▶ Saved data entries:
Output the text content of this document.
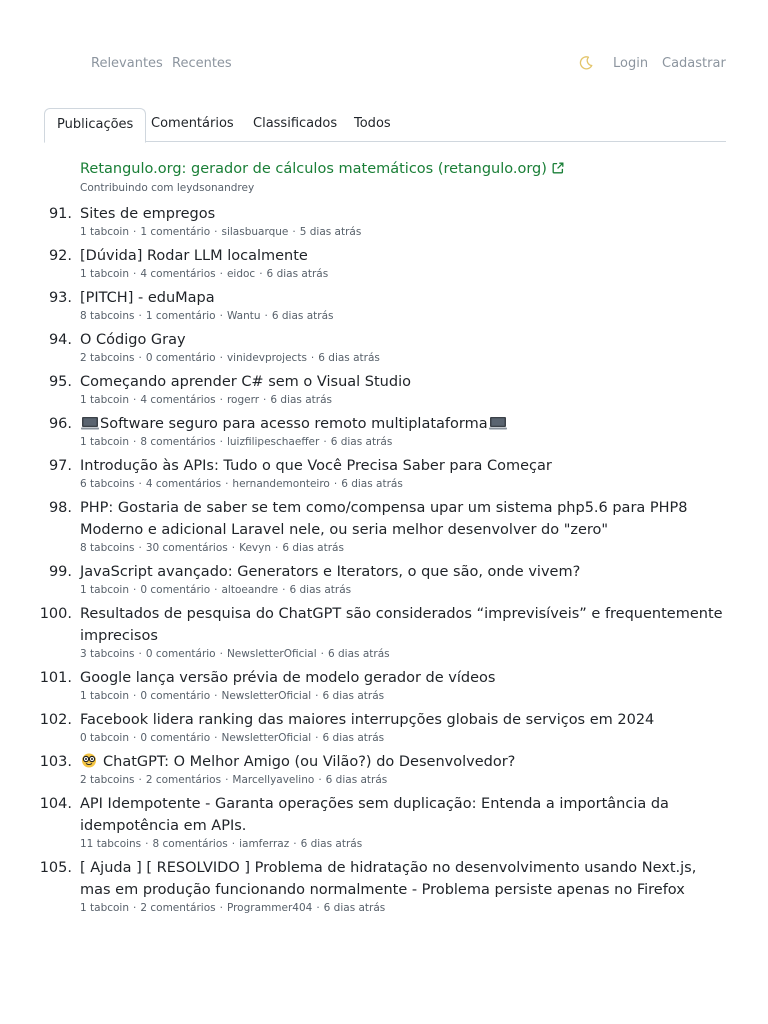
Relevantes Recentes	Login Cadastrar
Publicações	Comentários	Classificados	Todos
Retangulo.org: gerador de cálculos matemáticos (retangulo.org)
Contribuindo com leydsonandrey
91. Sites de empregos
1 tabcoin · 1 comentário · silasbuarque · 5 dias atrás
92. [Dúvida] Rodar LLM localmente
1 tabcoin · 4 comentários · eidoc · 6 dias atrás
93. [PITCH] - eduMapa
8 tabcoins · 1 comentário · Wantu · 6 dias atrás
94. O Código Gray
2 tabcoins · 0 comentário · vinidevprojects · 6 dias atrás
95. Começando aprender C# sem o Visual Studio
1 tabcoin · 4 comentários · rogerr · 6 dias atrás
96.	Software seguro para acesso remoto multiplataforma
1 tabcoin · 8 comentários · luizfilipeschaeffer · 6 dias atrás
97. Introdução às APIs: Tudo o que Você Precisa Saber para Começar
6 tabcoins · 4 comentários · hernandemonteiro · 6 dias atrás
98. PHP: Gostaria de saber se tem como/compensa upar um sistema php5.6 para PHP8 Moderno e adicional Laravel nele, ou seria melhor desenvolver do "zero"
8 tabcoins · 30 comentários · Kevyn · 6 dias atrás
99. JavaScript avançado: Generators e Iterators, o que são, onde vivem?
1 tabcoin · 0 comentário · altoeandre · 6 dias atrás
100. Resultados de pesquisa do ChatGPT são considerados “imprevisíveis” e frequentemente imprecisos
3 tabcoins · 0 comentário · NewsletterOficial · 6 dias atrás
101. Google lança versão prévia de modelo gerador de vídeos
1 tabcoin · 0 comentário · NewsletterOficial · 6 dias atrás
102. Facebook lidera ranking das maiores interrupções globais de serviços em 2024
0 tabcoin · 0 comentário · NewsletterOficial · 6 dias atrás
103.	ChatGPT: O Melhor Amigo (ou Vilão?) do Desenvolvedor?
2 tabcoins · 2 comentários · Marcellyavelino · 6 dias atrás
104. API Idempotente - Garanta operações sem duplicação: Entenda a importância da idempotência em APIs.
11 tabcoins · 8 comentários · iamferraz · 6 dias atrás
105. [ Ajuda ] [ RESOLVIDO ] Problema de hidratação no desenvolvimento usando Next.js, mas em produção funcionando normalmente - Problema persiste apenas no Firefox
1 tabcoin · 2 comentários · Programmer404 · 6 dias atrás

▶ EXERCISE DETAILS:
Leave out every picture and copy the rest of the records exactly.

▶ REPLY TO THE EXERCISE:
Output the text content of this document.
Relevantes Recentes	Login Cadastrar
Publicações	Comentários	Classificados	Todos
Retangulo.org: gerador de cálculos matemáticos (retangulo.org)
Contribuindo com leydsonandrey
91. Sites de empregos
1 tabcoin · 1 comentário · silasbuarque · 5 dias atrás
92. [Dúvida] Rodar LLM localmente
1 tabcoin · 4 comentários · eidoc · 6 dias atrás
93. [PITCH] - eduMapa
8 tabcoins · 1 comentário · Wantu · 6 dias atrás
94. O Código Gray
2 tabcoins · 0 comentário · vinidevprojects · 6 dias atrás
95. Começando aprender C# sem o Visual Studio
1 tabcoin · 4 comentários · rogerr · 6 dias atrás
96.	Software seguro para acesso remoto multiplataforma
1 tabcoin · 8 comentários · luizfilipeschaeffer · 6 dias atrás
97. Introdução às APIs: Tudo o que Você Precisa Saber para Começar
6 tabcoins · 4 comentários · hernandemonteiro · 6 dias atrás
98. PHP: Gostaria de saber se tem como/compensa upar um sistema php5.6 para PHP8 Moderno e adicional Laravel nele, ou seria melhor desenvolver do "zero"
8 tabcoins · 30 comentários · Kevyn · 6 dias atrás
99. JavaScript avançado: Generators e Iterators, o que são, onde vivem?
1 tabcoin · 0 comentário · altoeandre · 6 dias atrás
100. Resultados de pesquisa do ChatGPT são considerados “imprevisíveis” e frequentemente imprecisos
3 tabcoins · 0 comentário · NewsletterOficial · 6 dias atrás
101. Google lança versão prévia de modelo gerador de vídeos
1 tabcoin · 0 comentário · NewsletterOficial · 6 dias atrás
102. Facebook lidera ranking das maiores interrupções globais de serviços em 2024
0 tabcoin · 0 comentário · NewsletterOficial · 6 dias atrás
103.	ChatGPT: O Melhor Amigo (ou Vilão?) do Desenvolvedor?
2 tabcoins · 2 comentários · Marcellyavelino · 6 dias atrás
104. API Idempotente - Garanta operações sem duplicação: Entenda a importância da idempotência em APIs.
11 tabcoins · 8 comentários · iamferraz · 6 dias atrás
105. [ Ajuda ] [ RESOLVIDO ] Problema de hidratação no desenvolvimento usando Next.js, mas em produção funcionando normalmente - Problema persiste apenas no Firefox
1 tabcoin · 2 comentários · Programmer404 · 6 dias atrás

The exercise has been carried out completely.